**What this task involves:** Answer with a single number: how many lines in the listing below include "教学难点"?

(Stored records)
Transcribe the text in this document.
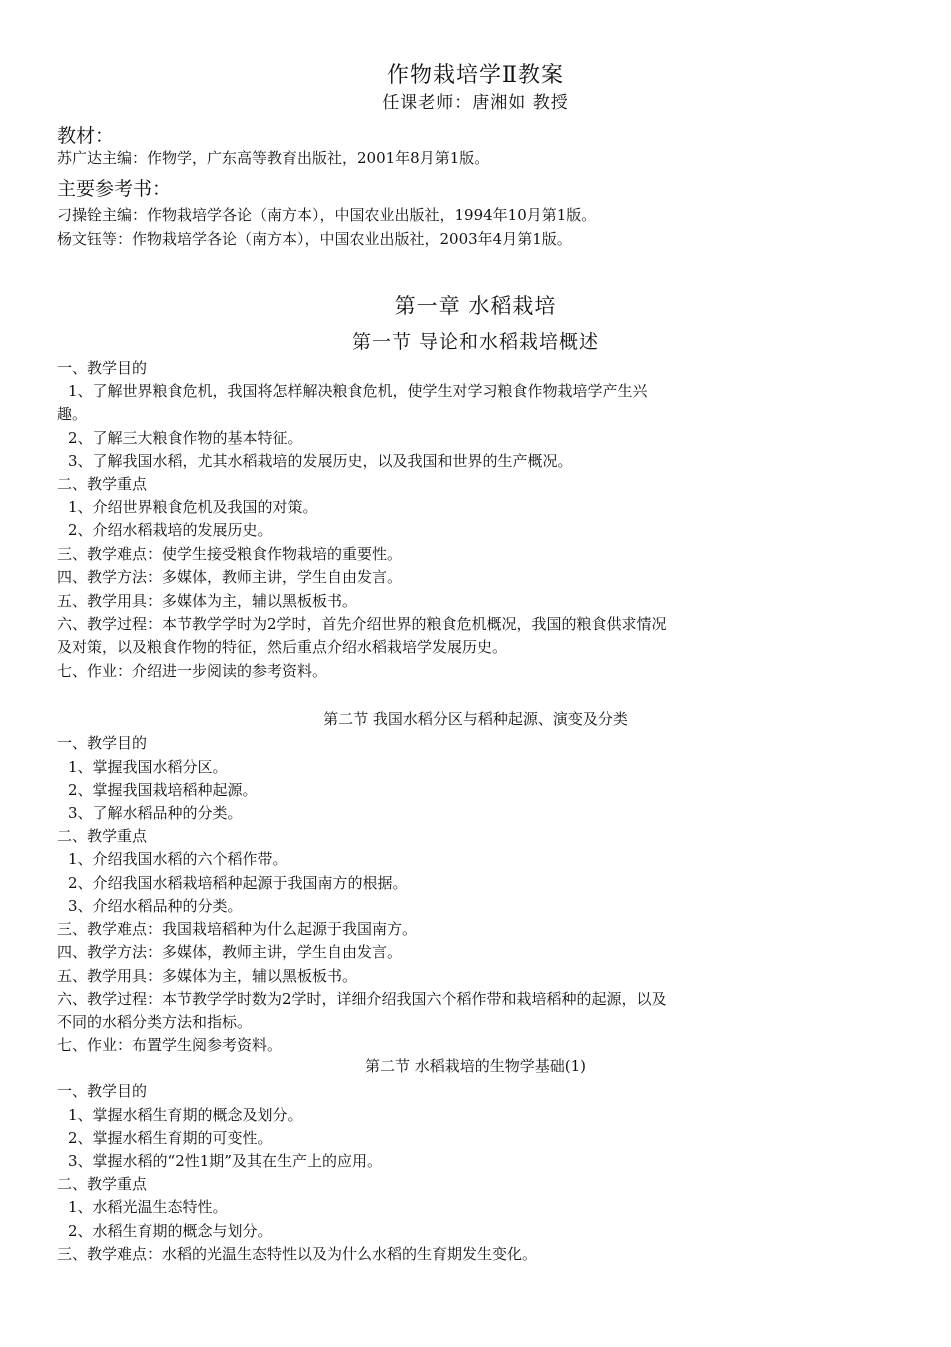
作物栽培学Ⅱ教案
任课老师：唐湘如 教授
教材：
苏广达主编：作物学，广东高等教育出版社，2001年8月第1版。
主要参考书：
刁操铨主编：作物栽培学各论（南方本），中国农业出版社，1994年10月第1版。
杨文钰等：作物栽培学各论（南方本），中国农业出版社，2003年4月第1版。
第一章 水稻栽培
第一节 导论和水稻栽培概述
一、教学目的
1、了解世界粮食危机，我国将怎样解决粮食危机，使学生对学习粮食作物栽培学产生兴
趣。
2、了解三大粮食作物的基本特征。
3、了解我国水稻，尤其水稻栽培的发展历史，以及我国和世界的生产概况。
二、教学重点
1、介绍世界粮食危机及我国的对策。
2、介绍水稻栽培的发展历史。
三、教学难点：使学生接受粮食作物栽培的重要性。
四、教学方法：多媒体，教师主讲，学生自由发言。
五、教学用具：多媒体为主，辅以黑板板书。
六、教学过程：本节教学学时为2学时，首先介绍世界的粮食危机概况，我国的粮食供求情况
及对策，以及粮食作物的特征，然后重点介绍水稻栽培学发展历史。
七、作业：介绍进一步阅读的参考资料。
第二节 我国水稻分区与稻种起源、演变及分类
一、教学目的
1、掌握我国水稻分区。
2、掌握我国栽培稻种起源。
3、了解水稻品种的分类。
二、教学重点
1、介绍我国水稻的六个稻作带。
2、介绍我国水稻栽培稻种起源于我国南方的根据。
3、介绍水稻品种的分类。
三、教学难点：我国栽培稻种为什么起源于我国南方。
四、教学方法：多媒体，教师主讲，学生自由发言。
五、教学用具：多媒体为主，辅以黑板板书。
六、教学过程：本节教学学时数为2学时，详细介绍我国六个稻作带和栽培稻种的起源，以及
不同的水稻分类方法和指标。
七、作业：布置学生阅参考资料。
第二节 水稻栽培的生物学基础(1)
一、教学目的
1、掌握水稻生育期的概念及划分。
2、掌握水稻生育期的可变性。
3、掌握水稻的“2性1期”及其在生产上的应用。
二、教学重点
1、水稻光温生态特性。
2、水稻生育期的概念与划分。
三、教学难点：水稻的光温生态特性以及为什么水稻的生育期发生变化。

**Exercise result:** 3